[Start Material for the task]
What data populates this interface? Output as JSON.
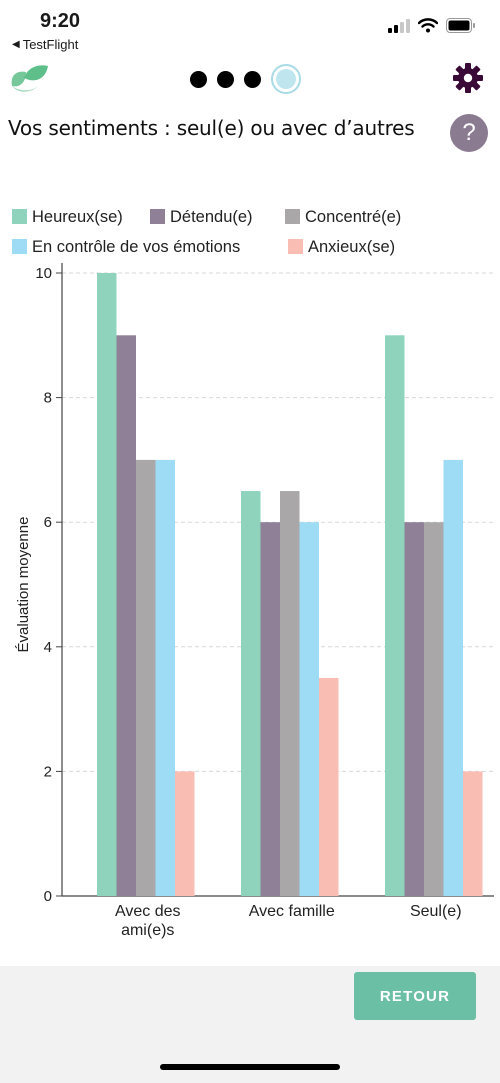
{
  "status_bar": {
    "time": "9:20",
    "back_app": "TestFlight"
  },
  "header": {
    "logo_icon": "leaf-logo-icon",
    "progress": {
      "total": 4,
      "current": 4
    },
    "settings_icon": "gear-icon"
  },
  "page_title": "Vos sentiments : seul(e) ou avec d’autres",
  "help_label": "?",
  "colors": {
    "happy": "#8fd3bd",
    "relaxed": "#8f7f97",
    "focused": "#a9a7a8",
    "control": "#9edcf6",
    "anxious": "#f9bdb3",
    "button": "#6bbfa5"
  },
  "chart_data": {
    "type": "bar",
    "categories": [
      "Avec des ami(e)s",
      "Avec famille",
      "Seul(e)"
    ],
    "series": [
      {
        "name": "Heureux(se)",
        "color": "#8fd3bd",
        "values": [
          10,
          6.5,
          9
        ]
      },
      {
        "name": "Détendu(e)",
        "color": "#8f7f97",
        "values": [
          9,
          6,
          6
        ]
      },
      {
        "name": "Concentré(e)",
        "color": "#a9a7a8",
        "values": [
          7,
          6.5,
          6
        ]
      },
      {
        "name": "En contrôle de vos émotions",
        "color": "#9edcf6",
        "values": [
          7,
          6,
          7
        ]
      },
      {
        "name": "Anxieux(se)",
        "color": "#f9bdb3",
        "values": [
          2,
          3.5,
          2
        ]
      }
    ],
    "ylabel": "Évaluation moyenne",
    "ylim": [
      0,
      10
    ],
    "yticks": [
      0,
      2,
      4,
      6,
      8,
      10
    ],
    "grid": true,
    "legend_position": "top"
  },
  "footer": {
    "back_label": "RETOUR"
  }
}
[End Material for the task]
[Start Material for the task]
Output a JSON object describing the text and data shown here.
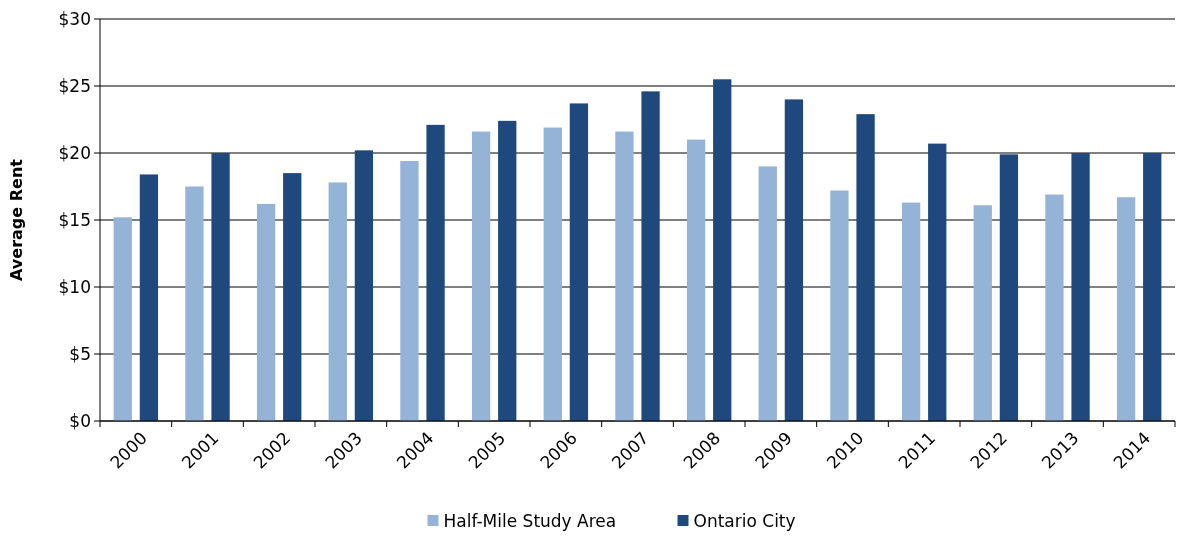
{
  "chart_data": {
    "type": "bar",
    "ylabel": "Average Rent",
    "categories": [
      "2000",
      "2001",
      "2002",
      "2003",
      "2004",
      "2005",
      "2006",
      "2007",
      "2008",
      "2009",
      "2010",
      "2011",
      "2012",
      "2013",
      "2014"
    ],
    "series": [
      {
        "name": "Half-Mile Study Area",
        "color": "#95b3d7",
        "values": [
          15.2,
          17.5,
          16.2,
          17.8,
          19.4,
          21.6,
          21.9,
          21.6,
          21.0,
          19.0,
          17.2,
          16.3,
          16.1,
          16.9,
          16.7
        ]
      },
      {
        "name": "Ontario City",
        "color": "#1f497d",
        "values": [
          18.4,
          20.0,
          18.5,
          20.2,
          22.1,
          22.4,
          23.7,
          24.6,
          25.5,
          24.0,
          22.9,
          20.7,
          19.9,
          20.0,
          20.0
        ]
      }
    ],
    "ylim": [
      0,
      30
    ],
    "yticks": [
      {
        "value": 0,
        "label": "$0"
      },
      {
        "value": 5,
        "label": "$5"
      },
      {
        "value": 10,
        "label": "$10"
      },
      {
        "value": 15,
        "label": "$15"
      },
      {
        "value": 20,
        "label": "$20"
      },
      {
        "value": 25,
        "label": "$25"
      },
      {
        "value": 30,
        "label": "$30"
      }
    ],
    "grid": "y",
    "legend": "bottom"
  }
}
[End Material for the task]
* _Task brief_:
Reply with nothing but the number of lines that contain the word "JSON".

* _Answer to the problem_:
2